■ AIM OF THE EXERCISE ■
Reproduce every line of the listing as written, apart from the pictures.

■ INPUT MATERIAL ■
──────

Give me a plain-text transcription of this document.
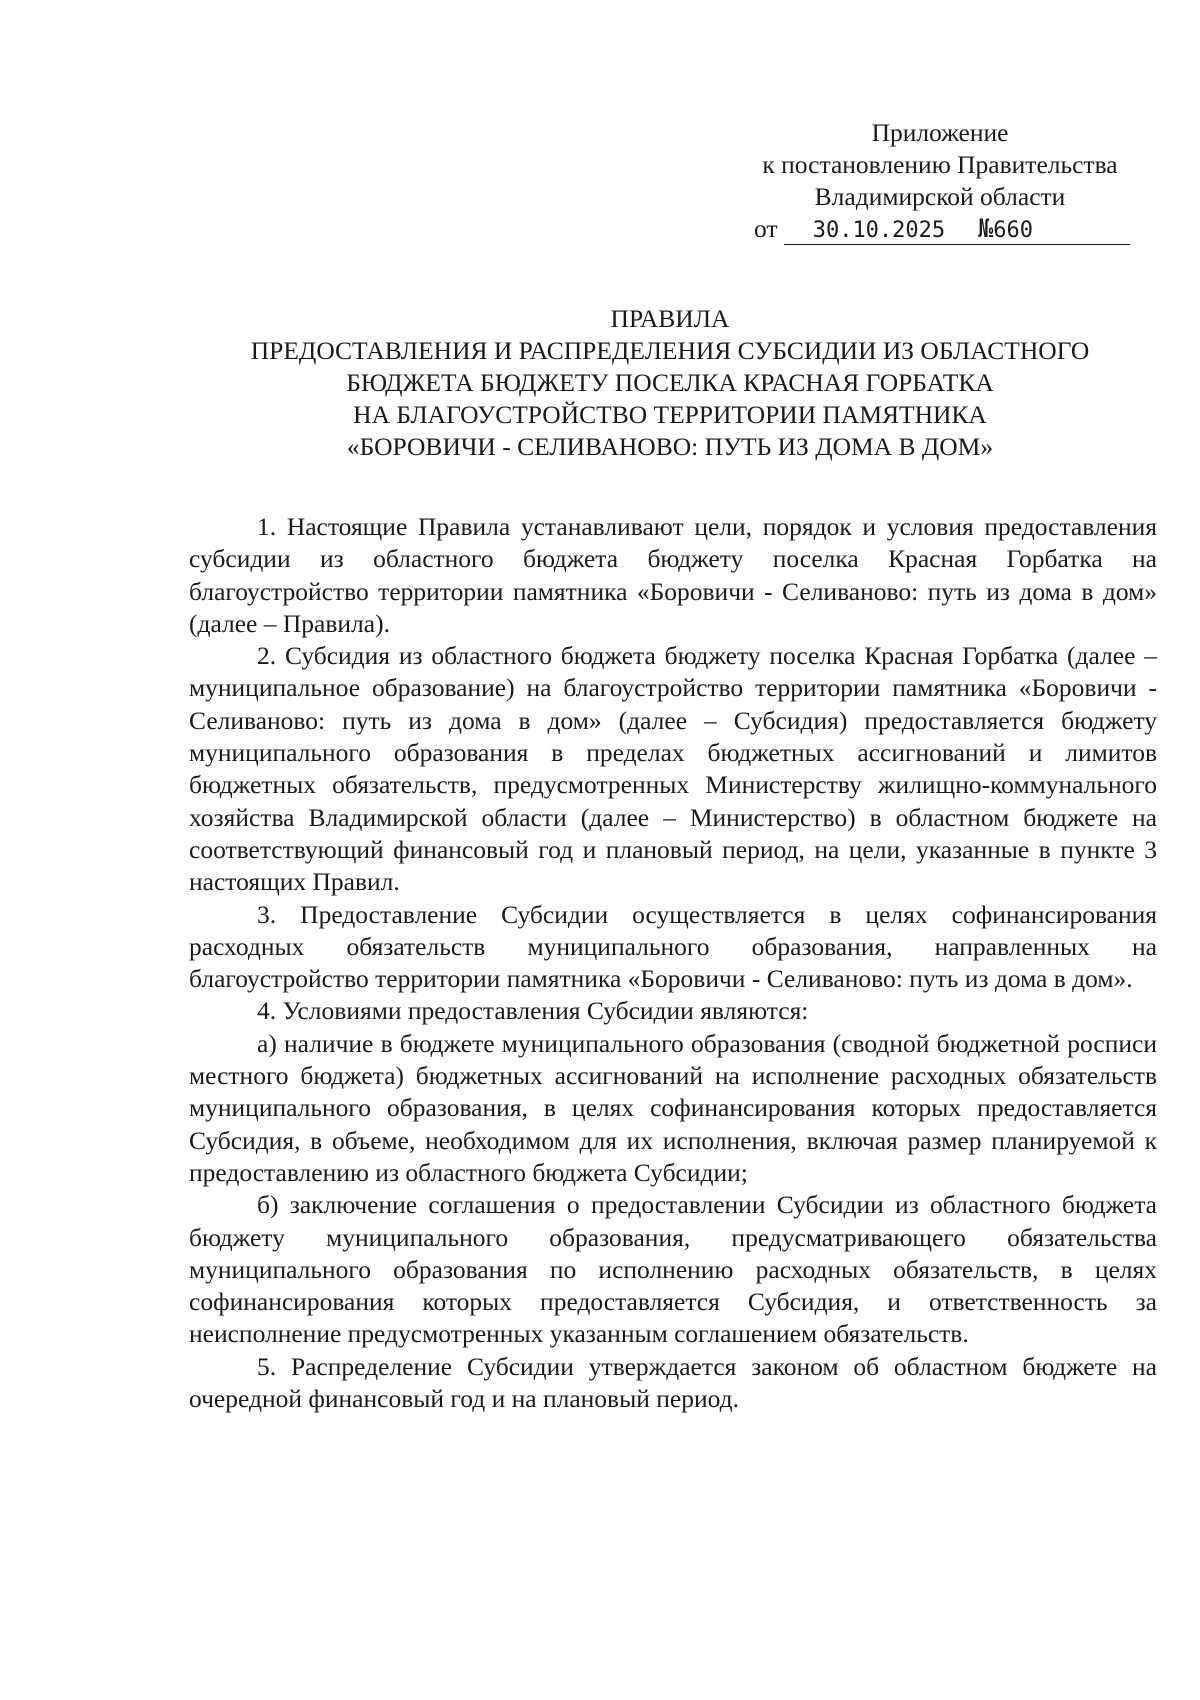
Приложение
к постановлению Правительства
Владимирской области
от 30.10.2025 №660
ПРАВИЛА
ПРЕДОСТАВЛЕНИЯ И РАСПРЕДЕЛЕНИЯ СУБСИДИИ ИЗ ОБЛАСТНОГО
БЮДЖЕТА БЮДЖЕТУ ПОСЕЛКА КРАСНАЯ ГОРБАТКА
НА БЛАГОУСТРОЙСТВО ТЕРРИТОРИИ ПАМЯТНИКА
«БОРОВИЧИ - СЕЛИВАНОВО: ПУТЬ ИЗ ДОМА В ДОМ»

1. Настоящие Правила устанавливают цели, порядок и условия предоставления субсидии из областного бюджета бюджету поселка Красная Горбатка на благоустройство территории памятника «Боровичи - Селиваново: путь из дома в дом» (далее – Правила).

2. Субсидия из областного бюджета бюджету поселка Красная Горбатка (далее – муниципальное образование) на благоустройство территории памятника «Боровичи - Селиваново: путь из дома в дом» (далее – Субсидия) предоставляется бюджету муниципального образования в пределах бюджетных ассигнований и лимитов бюджетных обязательств, предусмотренных Министерству жилищно-коммунального хозяйства Владимирской области (далее – Министерство) в областном бюджете на соответствующий финансовый год и плановый период, на цели, указанные в пункте 3 настоящих Правил.

3. Предоставление Субсидии осуществляется в целях софинансирования расходных обязательств муниципального образования, направленных на благоустройство территории памятника «Боровичи - Селиваново: путь из дома в дом».

4. Условиями предоставления Субсидии являются:

а) наличие в бюджете муниципального образования (сводной бюджетной росписи местного бюджета) бюджетных ассигнований на исполнение расходных обязательств муниципального образования, в целях софинансирования которых предоставляется Субсидия, в объеме, необходимом для их исполнения, включая размер планируемой к предоставлению из областного бюджета Субсидии;

б) заключение соглашения о предоставлении Субсидии из областного бюджета бюджету муниципального образования, предусматривающего обязательства муниципального образования по исполнению расходных обязательств, в целях софинансирования которых предоставляется Субсидия, и ответственность за неисполнение предусмотренных указанным соглашением обязательств.

5. Распределение Субсидии утверждается законом об областном бюджете на очередной финансовый год и на плановый период.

──────

■ EXERCISE SOLUTION ■
Give me a plain-text transcription of this document.
Приложение
к постановлению Правительства
Владимирской области
от 30.10.2025 №660
ПРАВИЛА
ПРЕДОСТАВЛЕНИЯ И РАСПРЕДЕЛЕНИЯ СУБСИДИИ ИЗ ОБЛАСТНОГО
БЮДЖЕТА БЮДЖЕТУ ПОСЕЛКА КРАСНАЯ ГОРБАТКА
НА БЛАГОУСТРОЙСТВО ТЕРРИТОРИИ ПАМЯТНИКА
«БОРОВИЧИ - СЕЛИВАНОВО: ПУТЬ ИЗ ДОМА В ДОМ»

1. Настоящие Правила устанавливают цели, порядок и условия предоставления субсидии из областного бюджета бюджету поселка Красная Горбатка на благоустройство территории памятника «Боровичи - Селиваново: путь из дома в дом» (далее – Правила).

2. Субсидия из областного бюджета бюджету поселка Красная Горбатка (далее – муниципальное образование) на благоустройство территории памятника «Боровичи - Селиваново: путь из дома в дом» (далее – Субсидия) предоставляется бюджету муниципального образования в пределах бюджетных ассигнований и лимитов бюджетных обязательств, предусмотренных Министерству жилищно-коммунального хозяйства Владимирской области (далее – Министерство) в областном бюджете на соответствующий финансовый год и плановый период, на цели, указанные в пункте 3 настоящих Правил.

3. Предоставление Субсидии осуществляется в целях софинансирования расходных обязательств муниципального образования, направленных на благоустройство территории памятника «Боровичи - Селиваново: путь из дома в дом».

4. Условиями предоставления Субсидии являются:

а) наличие в бюджете муниципального образования (сводной бюджетной росписи местного бюджета) бюджетных ассигнований на исполнение расходных обязательств муниципального образования, в целях софинансирования которых предоставляется Субсидия, в объеме, необходимом для их исполнения, включая размер планируемой к предоставлению из областного бюджета Субсидии;

б) заключение соглашения о предоставлении Субсидии из областного бюджета бюджету муниципального образования, предусматривающего обязательства муниципального образования по исполнению расходных обязательств, в целях софинансирования которых предоставляется Субсидия, и ответственность за неисполнение предусмотренных указанным соглашением обязательств.

5. Распределение Субсидии утверждается законом об областном бюджете на очередной финансовый год и на плановый период.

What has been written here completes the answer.